AIM OF THE TASK ▸
Repeat the records below exactly, leaving out every picture.
━━━ DATA SUPPLIED
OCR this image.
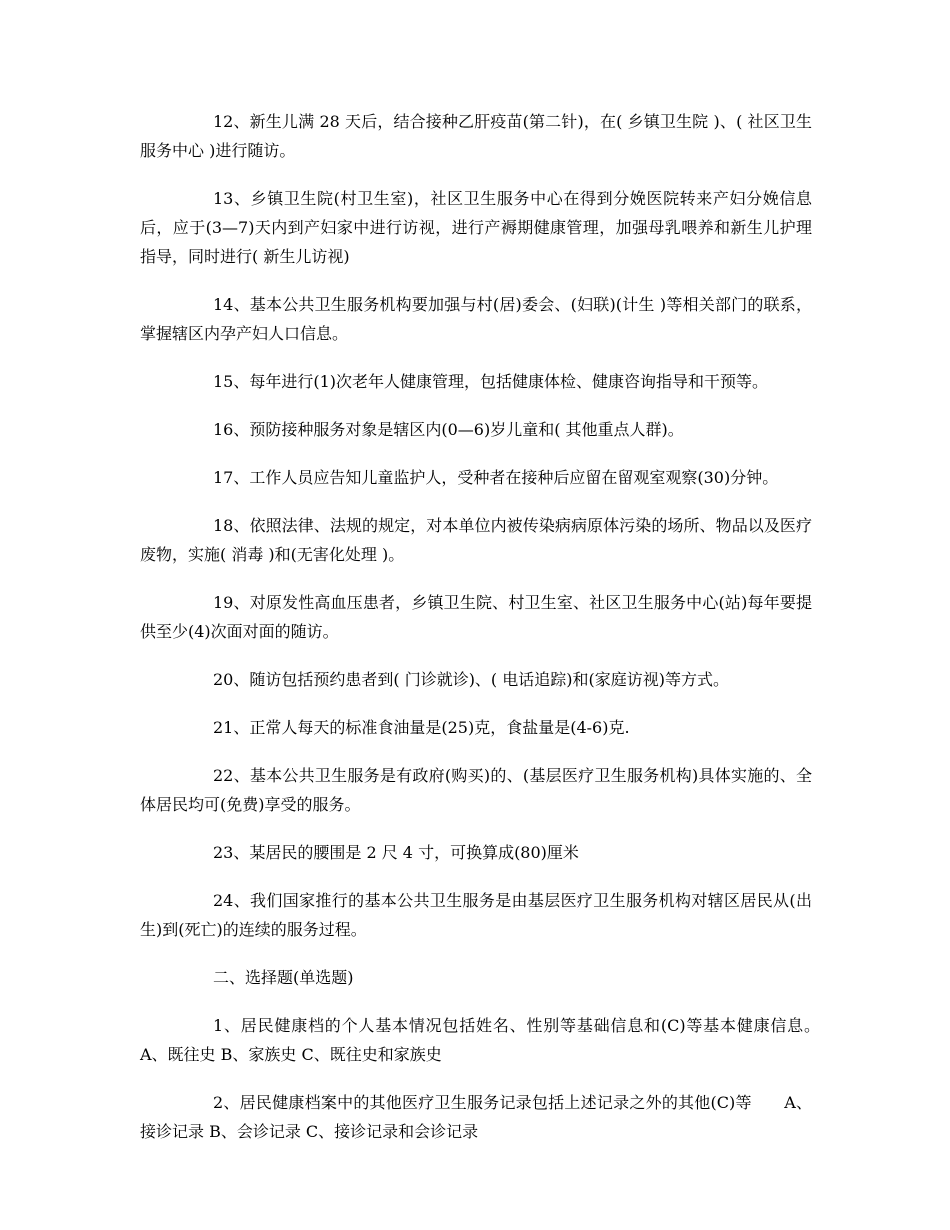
12、新生儿满 28 天后，结合接种乙肝疫苗(第二针)，在( 乡镇卫生院 )、( 社区卫生服务中心 )进行随访。

13、乡镇卫生院(村卫生室)，社区卫生服务中心在得到分娩医院转来产妇分娩信息后，应于(3—7)天内到产妇家中进行访视，进行产褥期健康管理，加强母乳喂养和新生儿护理指导，同时进行( 新生儿访视)

14、基本公共卫生服务机构要加强与村(居)委会、(妇联)(计生 )等相关部门的联系，掌握辖区内孕产妇人口信息。

15、每年进行(1)次老年人健康管理，包括健康体检、健康咨询指导和干预等。

16、预防接种服务对象是辖区内(0—6)岁儿童和( 其他重点人群)。

17、工作人员应告知儿童监护人，受种者在接种后应留在留观室观察(30)分钟。

18、依照法律、法规的规定，对本单位内被传染病病原体污染的场所、物品以及医疗废物，实施( 消毒 )和(无害化处理 )。

19、对原发性高血压患者，乡镇卫生院、村卫生室、社区卫生服务中心(站)每年要提供至少(4)次面对面的随访。

20、随访包括预约患者到( 门诊就诊)、( 电话追踪)和(家庭访视)等方式。

21、正常人每天的标准食油量是(25)克，食盐量是(4-6)克.

22、基本公共卫生服务是有政府(购买)的、(基层医疗卫生服务机构)具体实施的、全体居民均可(免费)享受的服务。

23、某居民的腰围是 2 尺 4 寸，可换算成(80)厘米

24、我们国家推行的基本公共卫生服务是由基层医疗卫生服务机构对辖区居民从(出生)到(死亡)的连续的服务过程。

二、选择题(单选题)

1、居民健康档的个人基本情况包括姓名、性别等基础信息和(C)等基本健康信息。　　A、既往史 B、家族史 C、既往史和家族史

2、居民健康档案中的其他医疗卫生服务记录包括上述记录之外的其他(C)等　　A、接诊记录 B、会诊记录 C、接诊记录和会诊记录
━━━━━━
TASK OUTPUT ▸
OCR this image.
12、新生儿满 28 天后，结合接种乙肝疫苗(第二针)，在( 乡镇卫生院 )、( 社区卫生服务中心 )进行随访。

13、乡镇卫生院(村卫生室)，社区卫生服务中心在得到分娩医院转来产妇分娩信息后，应于(3—7)天内到产妇家中进行访视，进行产褥期健康管理，加强母乳喂养和新生儿护理指导，同时进行( 新生儿访视)

14、基本公共卫生服务机构要加强与村(居)委会、(妇联)(计生 )等相关部门的联系，掌握辖区内孕产妇人口信息。

15、每年进行(1)次老年人健康管理，包括健康体检、健康咨询指导和干预等。

16、预防接种服务对象是辖区内(0—6)岁儿童和( 其他重点人群)。

17、工作人员应告知儿童监护人，受种者在接种后应留在留观室观察(30)分钟。

18、依照法律、法规的规定，对本单位内被传染病病原体污染的场所、物品以及医疗废物，实施( 消毒 )和(无害化处理 )。

19、对原发性高血压患者，乡镇卫生院、村卫生室、社区卫生服务中心(站)每年要提供至少(4)次面对面的随访。

20、随访包括预约患者到( 门诊就诊)、( 电话追踪)和(家庭访视)等方式。

21、正常人每天的标准食油量是(25)克，食盐量是(4-6)克.

22、基本公共卫生服务是有政府(购买)的、(基层医疗卫生服务机构)具体实施的、全体居民均可(免费)享受的服务。

23、某居民的腰围是 2 尺 4 寸，可换算成(80)厘米

24、我们国家推行的基本公共卫生服务是由基层医疗卫生服务机构对辖区居民从(出生)到(死亡)的连续的服务过程。

二、选择题(单选题)

1、居民健康档的个人基本情况包括姓名、性别等基础信息和(C)等基本健康信息。　　A、既往史 B、家族史 C、既往史和家族史

2、居民健康档案中的其他医疗卫生服务记录包括上述记录之外的其他(C)等　　A、接诊记录 B、会诊记录 C、接诊记录和会诊记录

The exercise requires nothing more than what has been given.